Given problem:
The entries below are to be repeated exactly as they stand.

Start Data rows

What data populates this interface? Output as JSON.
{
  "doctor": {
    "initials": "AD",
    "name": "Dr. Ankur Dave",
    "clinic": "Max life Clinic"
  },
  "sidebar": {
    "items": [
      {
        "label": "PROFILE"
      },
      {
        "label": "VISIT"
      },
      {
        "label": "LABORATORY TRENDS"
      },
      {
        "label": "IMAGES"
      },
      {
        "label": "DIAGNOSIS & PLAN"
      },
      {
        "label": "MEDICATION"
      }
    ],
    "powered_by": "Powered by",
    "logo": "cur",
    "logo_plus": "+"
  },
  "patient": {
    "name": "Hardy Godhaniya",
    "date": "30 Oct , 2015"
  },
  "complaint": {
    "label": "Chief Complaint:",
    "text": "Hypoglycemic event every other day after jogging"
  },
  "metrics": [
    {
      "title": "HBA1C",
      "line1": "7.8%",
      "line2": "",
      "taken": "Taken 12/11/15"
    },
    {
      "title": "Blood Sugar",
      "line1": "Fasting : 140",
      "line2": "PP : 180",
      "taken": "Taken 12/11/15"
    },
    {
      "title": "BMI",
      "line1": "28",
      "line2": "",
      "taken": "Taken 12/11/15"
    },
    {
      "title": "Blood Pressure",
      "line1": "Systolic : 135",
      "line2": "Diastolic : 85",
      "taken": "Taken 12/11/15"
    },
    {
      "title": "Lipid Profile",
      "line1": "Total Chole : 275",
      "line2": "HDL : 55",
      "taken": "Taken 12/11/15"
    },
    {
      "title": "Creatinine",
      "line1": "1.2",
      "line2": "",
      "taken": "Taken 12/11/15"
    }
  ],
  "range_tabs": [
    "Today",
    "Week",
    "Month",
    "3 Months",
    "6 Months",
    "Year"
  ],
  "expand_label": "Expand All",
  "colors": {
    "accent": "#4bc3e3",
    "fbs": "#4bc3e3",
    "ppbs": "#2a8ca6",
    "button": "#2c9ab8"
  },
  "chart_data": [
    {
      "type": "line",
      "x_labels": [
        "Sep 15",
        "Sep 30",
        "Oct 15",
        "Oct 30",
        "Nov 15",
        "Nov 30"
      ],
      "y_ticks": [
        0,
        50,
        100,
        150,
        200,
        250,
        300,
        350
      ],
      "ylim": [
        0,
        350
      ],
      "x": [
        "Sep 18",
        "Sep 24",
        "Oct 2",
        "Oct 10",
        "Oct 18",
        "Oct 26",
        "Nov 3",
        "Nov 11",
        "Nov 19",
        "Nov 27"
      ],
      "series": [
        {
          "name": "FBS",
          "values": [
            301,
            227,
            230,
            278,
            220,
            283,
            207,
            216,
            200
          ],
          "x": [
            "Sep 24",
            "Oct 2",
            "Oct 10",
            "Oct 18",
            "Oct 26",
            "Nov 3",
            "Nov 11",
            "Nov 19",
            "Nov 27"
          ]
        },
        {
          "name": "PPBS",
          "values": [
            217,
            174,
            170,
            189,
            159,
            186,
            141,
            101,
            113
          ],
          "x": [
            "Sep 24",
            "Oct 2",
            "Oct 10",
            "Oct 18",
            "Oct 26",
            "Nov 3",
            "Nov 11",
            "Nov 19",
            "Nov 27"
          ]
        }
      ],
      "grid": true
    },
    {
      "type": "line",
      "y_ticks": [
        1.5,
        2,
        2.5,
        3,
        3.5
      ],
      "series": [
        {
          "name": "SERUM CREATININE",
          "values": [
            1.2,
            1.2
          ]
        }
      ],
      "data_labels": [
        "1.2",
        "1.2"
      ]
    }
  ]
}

End Data rows

Solution for this task:
What data populates this interface? Output as JSON.
{
  "doctor": {
    "initials": "AD",
    "name": "Dr. Ankur Dave",
    "clinic": "Max life Clinic"
  },
  "sidebar": {
    "items": [
      {
        "label": "PROFILE"
      },
      {
        "label": "VISIT"
      },
      {
        "label": "LABORATORY TRENDS"
      },
      {
        "label": "IMAGES"
      },
      {
        "label": "DIAGNOSIS & PLAN"
      },
      {
        "label": "MEDICATION"
      }
    ],
    "powered_by": "Powered by",
    "logo": "cur",
    "logo_plus": "+"
  },
  "patient": {
    "name": "Hardy Godhaniya",
    "date": "30 Oct , 2015"
  },
  "complaint": {
    "label": "Chief Complaint:",
    "text": "Hypoglycemic event every other day after jogging"
  },
  "metrics": [
    {
      "title": "HBA1C",
      "line1": "7.8%",
      "line2": "",
      "taken": "Taken 12/11/15"
    },
    {
      "title": "Blood Sugar",
      "line1": "Fasting : 140",
      "line2": "PP : 180",
      "taken": "Taken 12/11/15"
    },
    {
      "title": "BMI",
      "line1": "28",
      "line2": "",
      "taken": "Taken 12/11/15"
    },
    {
      "title": "Blood Pressure",
      "line1": "Systolic : 135",
      "line2": "Diastolic : 85",
      "taken": "Taken 12/11/15"
    },
    {
      "title": "Lipid Profile",
      "line1": "Total Chole : 275",
      "line2": "HDL : 55",
      "taken": "Taken 12/11/15"
    },
    {
      "title": "Creatinine",
      "line1": "1.2",
      "line2": "",
      "taken": "Taken 12/11/15"
    }
  ],
  "range_tabs": [
    "Today",
    "Week",
    "Month",
    "3 Months",
    "6 Months",
    "Year"
  ],
  "expand_label": "Expand All",
  "colors": {
    "accent": "#4bc3e3",
    "fbs": "#4bc3e3",
    "ppbs": "#2a8ca6",
    "button": "#2c9ab8"
  },
  "chart_data": [
    {
      "type": "line",
      "x_labels": [
        "Sep 15",
        "Sep 30",
        "Oct 15",
        "Oct 30",
        "Nov 15",
        "Nov 30"
      ],
      "y_ticks": [
        0,
        50,
        100,
        150,
        200,
        250,
        300,
        350
      ],
      "ylim": [
        0,
        350
      ],
      "x": [
        "Sep 18",
        "Sep 24",
        "Oct 2",
        "Oct 10",
        "Oct 18",
        "Oct 26",
        "Nov 3",
        "Nov 11",
        "Nov 19",
        "Nov 27"
      ],
      "series": [
        {
          "name": "FBS",
          "values": [
            301,
            227,
            230,
            278,
            220,
            283,
            207,
            216,
            200
          ],
          "x": [
            "Sep 24",
            "Oct 2",
            "Oct 10",
            "Oct 18",
            "Oct 26",
            "Nov 3",
            "Nov 11",
            "Nov 19",
            "Nov 27"
          ]
        },
        {
          "name": "PPBS",
          "values": [
            217,
            174,
            170,
            189,
            159,
            186,
            141,
            101,
            113
          ],
          "x": [
            "Sep 24",
            "Oct 2",
            "Oct 10",
            "Oct 18",
            "Oct 26",
            "Nov 3",
            "Nov 11",
            "Nov 19",
            "Nov 27"
          ]
        }
      ],
      "grid": true
    },
    {
      "type": "line",
      "y_ticks": [
        1.5,
        2,
        2.5,
        3,
        3.5
      ],
      "series": [
        {
          "name": "SERUM CREATININE",
          "values": [
            1.2,
            1.2
          ]
        }
      ],
      "data_labels": [
        "1.2",
        "1.2"
      ]
    }
  ]
}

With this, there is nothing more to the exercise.